TASK REQUIREMENTS »
Could you give the data below again, exactly and completely?

#####

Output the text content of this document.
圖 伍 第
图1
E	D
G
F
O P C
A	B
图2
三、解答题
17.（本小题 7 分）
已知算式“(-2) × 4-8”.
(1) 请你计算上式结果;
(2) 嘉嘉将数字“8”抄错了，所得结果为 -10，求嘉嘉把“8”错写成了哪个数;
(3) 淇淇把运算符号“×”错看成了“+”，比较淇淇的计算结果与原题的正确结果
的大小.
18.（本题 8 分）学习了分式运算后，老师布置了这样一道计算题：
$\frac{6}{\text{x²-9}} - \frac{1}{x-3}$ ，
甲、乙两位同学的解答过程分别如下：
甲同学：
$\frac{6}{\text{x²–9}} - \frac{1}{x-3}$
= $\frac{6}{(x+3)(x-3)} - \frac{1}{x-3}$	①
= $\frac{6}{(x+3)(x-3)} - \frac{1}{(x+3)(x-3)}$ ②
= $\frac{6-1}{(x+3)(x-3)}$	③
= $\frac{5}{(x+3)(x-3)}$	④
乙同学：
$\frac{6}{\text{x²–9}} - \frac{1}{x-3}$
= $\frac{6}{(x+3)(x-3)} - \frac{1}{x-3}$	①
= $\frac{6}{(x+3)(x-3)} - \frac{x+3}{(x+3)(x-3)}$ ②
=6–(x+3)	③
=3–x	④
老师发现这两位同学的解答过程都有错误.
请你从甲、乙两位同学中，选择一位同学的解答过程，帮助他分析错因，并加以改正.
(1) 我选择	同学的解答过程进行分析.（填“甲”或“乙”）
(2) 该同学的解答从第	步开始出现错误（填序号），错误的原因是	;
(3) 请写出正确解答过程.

#####

ANSWER TO THE PROBLEM »
Output the text content of this document.
圖 伍 第
图1
E	D
G
F
O P C
A	B
图2
三、解答题
17.（本小题 7 分）
已知算式“(-2) × 4-8”.
(1) 请你计算上式结果;
(2) 嘉嘉将数字“8”抄错了，所得结果为 -10，求嘉嘉把“8”错写成了哪个数;
(3) 淇淇把运算符号“×”错看成了“+”，比较淇淇的计算结果与原题的正确结果
的大小.
18.（本题 8 分）学习了分式运算后，老师布置了这样一道计算题：
$\frac{6}{\text{x²-9}} - \frac{1}{x-3}$ ，
甲、乙两位同学的解答过程分别如下：
甲同学：
$\frac{6}{\text{x²–9}} - \frac{1}{x-3}$
= $\frac{6}{(x+3)(x-3)} - \frac{1}{x-3}$	①
= $\frac{6}{(x+3)(x-3)} - \frac{1}{(x+3)(x-3)}$ ②
= $\frac{6-1}{(x+3)(x-3)}$	③
= $\frac{5}{(x+3)(x-3)}$	④
乙同学：
$\frac{6}{\text{x²–9}} - \frac{1}{x-3}$
= $\frac{6}{(x+3)(x-3)} - \frac{1}{x-3}$	①
= $\frac{6}{(x+3)(x-3)} - \frac{x+3}{(x+3)(x-3)}$ ②
=6–(x+3)	③
=3–x	④
老师发现这两位同学的解答过程都有错误.
请你从甲、乙两位同学中，选择一位同学的解答过程，帮助他分析错因，并加以改正.
(1) 我选择	同学的解答过程进行分析.（填“甲”或“乙”）
(2) 该同学的解答从第	步开始出现错误（填序号），错误的原因是	;
(3) 请写出正确解答过程.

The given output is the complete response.